REQUEST - Print all records exactly, leaving nothing out.

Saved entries
* * *
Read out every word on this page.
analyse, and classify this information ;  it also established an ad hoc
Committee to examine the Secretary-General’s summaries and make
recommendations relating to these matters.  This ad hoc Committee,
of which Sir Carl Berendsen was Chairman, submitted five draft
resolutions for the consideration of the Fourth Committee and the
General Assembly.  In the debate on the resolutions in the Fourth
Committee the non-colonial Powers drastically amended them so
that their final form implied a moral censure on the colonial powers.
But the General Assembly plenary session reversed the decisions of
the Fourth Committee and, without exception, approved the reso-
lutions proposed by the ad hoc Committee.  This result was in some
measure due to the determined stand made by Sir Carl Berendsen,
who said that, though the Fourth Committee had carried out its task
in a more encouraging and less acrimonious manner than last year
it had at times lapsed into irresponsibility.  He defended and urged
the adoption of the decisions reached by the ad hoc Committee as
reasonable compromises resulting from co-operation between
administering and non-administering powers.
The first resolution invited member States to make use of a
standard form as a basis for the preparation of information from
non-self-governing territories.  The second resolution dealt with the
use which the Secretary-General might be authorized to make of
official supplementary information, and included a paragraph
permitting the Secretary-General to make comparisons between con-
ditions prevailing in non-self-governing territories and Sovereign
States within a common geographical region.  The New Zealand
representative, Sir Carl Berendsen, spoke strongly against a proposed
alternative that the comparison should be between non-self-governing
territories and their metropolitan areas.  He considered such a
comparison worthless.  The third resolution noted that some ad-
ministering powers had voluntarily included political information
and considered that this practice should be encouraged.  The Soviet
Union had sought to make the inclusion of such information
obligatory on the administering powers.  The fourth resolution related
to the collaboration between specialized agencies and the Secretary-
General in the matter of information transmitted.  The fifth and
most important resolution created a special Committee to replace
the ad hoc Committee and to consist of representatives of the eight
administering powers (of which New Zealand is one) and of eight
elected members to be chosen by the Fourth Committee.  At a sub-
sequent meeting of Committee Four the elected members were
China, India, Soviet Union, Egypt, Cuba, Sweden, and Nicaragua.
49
* * *
EXERCISE RESULT -
Read out every word on this page.
analyse, and classify this information ;  it also established an ad hoc
Committee to examine the Secretary-General’s summaries and make
recommendations relating to these matters.  This ad hoc Committee,
of which Sir Carl Berendsen was Chairman, submitted five draft
resolutions for the consideration of the Fourth Committee and the
General Assembly.  In the debate on the resolutions in the Fourth
Committee the non-colonial Powers drastically amended them so
that their final form implied a moral censure on the colonial powers.
But the General Assembly plenary session reversed the decisions of
the Fourth Committee and, without exception, approved the reso-
lutions proposed by the ad hoc Committee.  This result was in some
measure due to the determined stand made by Sir Carl Berendsen,
who said that, though the Fourth Committee had carried out its task
in a more encouraging and less acrimonious manner than last year
it had at times lapsed into irresponsibility.  He defended and urged
the adoption of the decisions reached by the ad hoc Committee as
reasonable compromises resulting from co-operation between
administering and non-administering powers.
The first resolution invited member States to make use of a
standard form as a basis for the preparation of information from
non-self-governing territories.  The second resolution dealt with the
use which the Secretary-General might be authorized to make of
official supplementary information, and included a paragraph
permitting the Secretary-General to make comparisons between con-
ditions prevailing in non-self-governing territories and Sovereign
States within a common geographical region.  The New Zealand
representative, Sir Carl Berendsen, spoke strongly against a proposed
alternative that the comparison should be between non-self-governing
territories and their metropolitan areas.  He considered such a
comparison worthless.  The third resolution noted that some ad-
ministering powers had voluntarily included political information
and considered that this practice should be encouraged.  The Soviet
Union had sought to make the inclusion of such information
obligatory on the administering powers.  The fourth resolution related
to the collaboration between specialized agencies and the Secretary-
General in the matter of information transmitted.  The fifth and
most important resolution created a special Committee to replace
the ad hoc Committee and to consist of representatives of the eight
administering powers (of which New Zealand is one) and of eight
elected members to be chosen by the Fourth Committee.  At a sub-
sequent meeting of Committee Four the elected members were
China, India, Soviet Union, Egypt, Cuba, Sweden, and Nicaragua.
49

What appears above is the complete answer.